■ What this task involves: Reproduce the entries word for word, from the first line through the line containing "1204, 1543, 1225]", including both of those lines.

■ Source records:
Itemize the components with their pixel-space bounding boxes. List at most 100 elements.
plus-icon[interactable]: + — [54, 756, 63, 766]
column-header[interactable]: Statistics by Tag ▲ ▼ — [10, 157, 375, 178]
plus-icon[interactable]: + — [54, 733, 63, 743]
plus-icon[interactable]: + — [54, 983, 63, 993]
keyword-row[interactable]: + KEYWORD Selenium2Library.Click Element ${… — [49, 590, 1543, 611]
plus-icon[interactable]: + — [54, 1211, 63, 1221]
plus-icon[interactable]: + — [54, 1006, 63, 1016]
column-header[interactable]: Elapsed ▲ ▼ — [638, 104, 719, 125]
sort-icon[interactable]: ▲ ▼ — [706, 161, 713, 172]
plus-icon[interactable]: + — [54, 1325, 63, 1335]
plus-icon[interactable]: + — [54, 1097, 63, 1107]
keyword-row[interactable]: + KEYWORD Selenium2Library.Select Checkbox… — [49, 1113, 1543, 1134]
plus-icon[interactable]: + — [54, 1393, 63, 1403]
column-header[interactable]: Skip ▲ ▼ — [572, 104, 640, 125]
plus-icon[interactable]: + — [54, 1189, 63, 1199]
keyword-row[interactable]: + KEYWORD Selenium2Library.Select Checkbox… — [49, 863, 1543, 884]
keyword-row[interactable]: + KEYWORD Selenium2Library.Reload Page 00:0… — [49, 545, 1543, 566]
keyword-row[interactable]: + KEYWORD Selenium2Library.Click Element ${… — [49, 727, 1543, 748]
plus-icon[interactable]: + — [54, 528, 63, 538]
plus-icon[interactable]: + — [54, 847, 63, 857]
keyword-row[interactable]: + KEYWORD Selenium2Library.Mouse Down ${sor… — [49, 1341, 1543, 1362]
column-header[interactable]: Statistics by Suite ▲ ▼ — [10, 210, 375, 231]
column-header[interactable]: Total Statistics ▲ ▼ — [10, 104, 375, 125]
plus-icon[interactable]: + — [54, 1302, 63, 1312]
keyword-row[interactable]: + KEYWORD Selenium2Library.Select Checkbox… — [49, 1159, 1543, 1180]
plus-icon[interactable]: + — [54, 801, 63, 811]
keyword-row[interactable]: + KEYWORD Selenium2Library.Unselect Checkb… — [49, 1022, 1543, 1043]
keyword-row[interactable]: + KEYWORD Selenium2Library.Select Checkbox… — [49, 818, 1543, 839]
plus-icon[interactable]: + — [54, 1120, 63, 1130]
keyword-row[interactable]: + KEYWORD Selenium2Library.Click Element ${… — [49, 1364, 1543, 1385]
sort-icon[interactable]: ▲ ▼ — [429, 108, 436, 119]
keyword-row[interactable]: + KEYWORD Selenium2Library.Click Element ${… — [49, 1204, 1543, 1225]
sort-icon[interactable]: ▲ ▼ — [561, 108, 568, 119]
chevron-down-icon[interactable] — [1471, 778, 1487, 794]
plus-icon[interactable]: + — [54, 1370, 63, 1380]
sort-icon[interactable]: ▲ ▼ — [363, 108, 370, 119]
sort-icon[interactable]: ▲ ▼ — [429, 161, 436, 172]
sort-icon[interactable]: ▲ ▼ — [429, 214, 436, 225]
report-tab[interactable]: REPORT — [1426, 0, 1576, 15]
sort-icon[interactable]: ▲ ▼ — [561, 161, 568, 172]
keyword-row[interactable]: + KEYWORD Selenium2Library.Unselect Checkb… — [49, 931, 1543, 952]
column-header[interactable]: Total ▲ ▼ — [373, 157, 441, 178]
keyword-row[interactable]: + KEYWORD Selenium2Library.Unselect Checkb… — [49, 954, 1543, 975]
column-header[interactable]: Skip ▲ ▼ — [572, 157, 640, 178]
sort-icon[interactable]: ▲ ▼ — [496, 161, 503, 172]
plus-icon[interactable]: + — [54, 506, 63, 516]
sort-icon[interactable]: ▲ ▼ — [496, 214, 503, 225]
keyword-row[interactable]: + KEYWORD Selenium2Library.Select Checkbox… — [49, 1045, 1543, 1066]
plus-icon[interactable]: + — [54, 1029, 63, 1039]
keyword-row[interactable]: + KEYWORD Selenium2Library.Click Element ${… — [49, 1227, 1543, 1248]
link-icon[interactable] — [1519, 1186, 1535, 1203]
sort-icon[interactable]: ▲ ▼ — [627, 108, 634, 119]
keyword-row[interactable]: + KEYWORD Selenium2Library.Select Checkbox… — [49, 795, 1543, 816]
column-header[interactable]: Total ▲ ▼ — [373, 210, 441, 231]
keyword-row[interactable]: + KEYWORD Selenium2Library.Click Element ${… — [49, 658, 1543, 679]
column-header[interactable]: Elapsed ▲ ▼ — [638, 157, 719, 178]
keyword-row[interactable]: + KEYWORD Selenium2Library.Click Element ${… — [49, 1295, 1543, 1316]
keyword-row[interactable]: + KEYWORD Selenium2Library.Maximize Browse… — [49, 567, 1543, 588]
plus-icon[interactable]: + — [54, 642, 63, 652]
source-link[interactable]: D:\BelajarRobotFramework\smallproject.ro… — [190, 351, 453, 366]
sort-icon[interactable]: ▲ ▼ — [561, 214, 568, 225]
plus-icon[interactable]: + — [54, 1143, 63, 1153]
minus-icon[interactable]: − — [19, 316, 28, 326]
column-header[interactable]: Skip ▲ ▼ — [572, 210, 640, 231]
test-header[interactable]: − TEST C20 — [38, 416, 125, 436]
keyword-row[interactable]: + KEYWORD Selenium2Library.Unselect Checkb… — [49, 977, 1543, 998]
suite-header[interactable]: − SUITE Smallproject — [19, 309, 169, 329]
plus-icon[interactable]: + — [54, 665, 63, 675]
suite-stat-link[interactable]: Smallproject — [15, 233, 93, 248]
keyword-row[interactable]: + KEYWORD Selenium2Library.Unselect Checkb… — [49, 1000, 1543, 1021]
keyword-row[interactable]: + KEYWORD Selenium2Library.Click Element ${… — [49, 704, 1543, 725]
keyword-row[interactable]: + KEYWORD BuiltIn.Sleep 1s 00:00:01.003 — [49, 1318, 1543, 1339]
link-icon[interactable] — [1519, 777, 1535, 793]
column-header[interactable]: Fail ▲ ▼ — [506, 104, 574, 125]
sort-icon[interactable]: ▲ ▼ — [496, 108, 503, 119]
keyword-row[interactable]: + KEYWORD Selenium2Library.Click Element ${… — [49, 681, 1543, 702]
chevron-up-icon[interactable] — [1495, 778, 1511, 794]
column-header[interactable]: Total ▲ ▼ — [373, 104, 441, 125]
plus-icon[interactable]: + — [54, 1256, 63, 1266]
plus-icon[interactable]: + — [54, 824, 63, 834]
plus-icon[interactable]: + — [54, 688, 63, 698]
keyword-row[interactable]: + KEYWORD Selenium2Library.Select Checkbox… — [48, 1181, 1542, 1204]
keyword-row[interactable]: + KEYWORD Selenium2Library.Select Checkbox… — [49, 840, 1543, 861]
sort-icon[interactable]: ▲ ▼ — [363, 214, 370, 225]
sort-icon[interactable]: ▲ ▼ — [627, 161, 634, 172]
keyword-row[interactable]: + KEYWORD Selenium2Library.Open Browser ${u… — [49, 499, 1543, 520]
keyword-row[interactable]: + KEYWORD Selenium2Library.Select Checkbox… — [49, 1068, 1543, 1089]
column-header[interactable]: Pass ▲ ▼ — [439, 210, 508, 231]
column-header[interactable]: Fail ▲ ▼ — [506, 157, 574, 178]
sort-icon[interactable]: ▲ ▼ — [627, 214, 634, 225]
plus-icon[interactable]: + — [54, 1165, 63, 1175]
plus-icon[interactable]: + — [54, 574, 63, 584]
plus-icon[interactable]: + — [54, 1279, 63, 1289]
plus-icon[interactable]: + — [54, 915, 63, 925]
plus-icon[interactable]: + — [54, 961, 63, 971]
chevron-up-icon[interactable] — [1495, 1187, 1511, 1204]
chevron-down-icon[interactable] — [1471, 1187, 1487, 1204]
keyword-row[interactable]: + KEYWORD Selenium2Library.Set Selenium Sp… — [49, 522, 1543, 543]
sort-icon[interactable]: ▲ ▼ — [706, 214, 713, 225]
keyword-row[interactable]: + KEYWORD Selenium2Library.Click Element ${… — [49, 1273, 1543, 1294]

■ Solution for this task:
Itemize the components with their pixel-space bounding boxes. List at most 100 elements.
plus-icon[interactable]: + — [54, 756, 63, 766]
column-header[interactable]: Statistics by Tag ▲ ▼ — [10, 157, 375, 178]
plus-icon[interactable]: + — [54, 733, 63, 743]
plus-icon[interactable]: + — [54, 983, 63, 993]
keyword-row[interactable]: + KEYWORD Selenium2Library.Click Element ${… — [49, 590, 1543, 611]
plus-icon[interactable]: + — [54, 1211, 63, 1221]
plus-icon[interactable]: + — [54, 1006, 63, 1016]
column-header[interactable]: Elapsed ▲ ▼ — [638, 104, 719, 125]
sort-icon[interactable]: ▲ ▼ — [706, 161, 713, 172]
plus-icon[interactable]: + — [54, 1325, 63, 1335]
plus-icon[interactable]: + — [54, 1097, 63, 1107]
keyword-row[interactable]: + KEYWORD Selenium2Library.Select Checkbox… — [49, 1113, 1543, 1134]
plus-icon[interactable]: + — [54, 1393, 63, 1403]
column-header[interactable]: Skip ▲ ▼ — [572, 104, 640, 125]
plus-icon[interactable]: + — [54, 1189, 63, 1199]
keyword-row[interactable]: + KEYWORD Selenium2Library.Select Checkbox… — [49, 863, 1543, 884]
keyword-row[interactable]: + KEYWORD Selenium2Library.Reload Page 00:0… — [49, 545, 1543, 566]
keyword-row[interactable]: + KEYWORD Selenium2Library.Click Element ${… — [49, 727, 1543, 748]
plus-icon[interactable]: + — [54, 528, 63, 538]
plus-icon[interactable]: + — [54, 847, 63, 857]
keyword-row[interactable]: + KEYWORD Selenium2Library.Mouse Down ${sor… — [49, 1341, 1543, 1362]
column-header[interactable]: Statistics by Suite ▲ ▼ — [10, 210, 375, 231]
column-header[interactable]: Total Statistics ▲ ▼ — [10, 104, 375, 125]
plus-icon[interactable]: + — [54, 1302, 63, 1312]
keyword-row[interactable]: + KEYWORD Selenium2Library.Select Checkbox… — [49, 1159, 1543, 1180]
plus-icon[interactable]: + — [54, 801, 63, 811]
keyword-row[interactable]: + KEYWORD Selenium2Library.Unselect Checkb… — [49, 1022, 1543, 1043]
keyword-row[interactable]: + KEYWORD Selenium2Library.Select Checkbox… — [49, 818, 1543, 839]
plus-icon[interactable]: + — [54, 1120, 63, 1130]
keyword-row[interactable]: + KEYWORD Selenium2Library.Click Element ${… — [49, 1364, 1543, 1385]
sort-icon[interactable]: ▲ ▼ — [429, 108, 436, 119]
keyword-row[interactable]: + KEYWORD Selenium2Library.Click Element ${… — [49, 1204, 1543, 1225]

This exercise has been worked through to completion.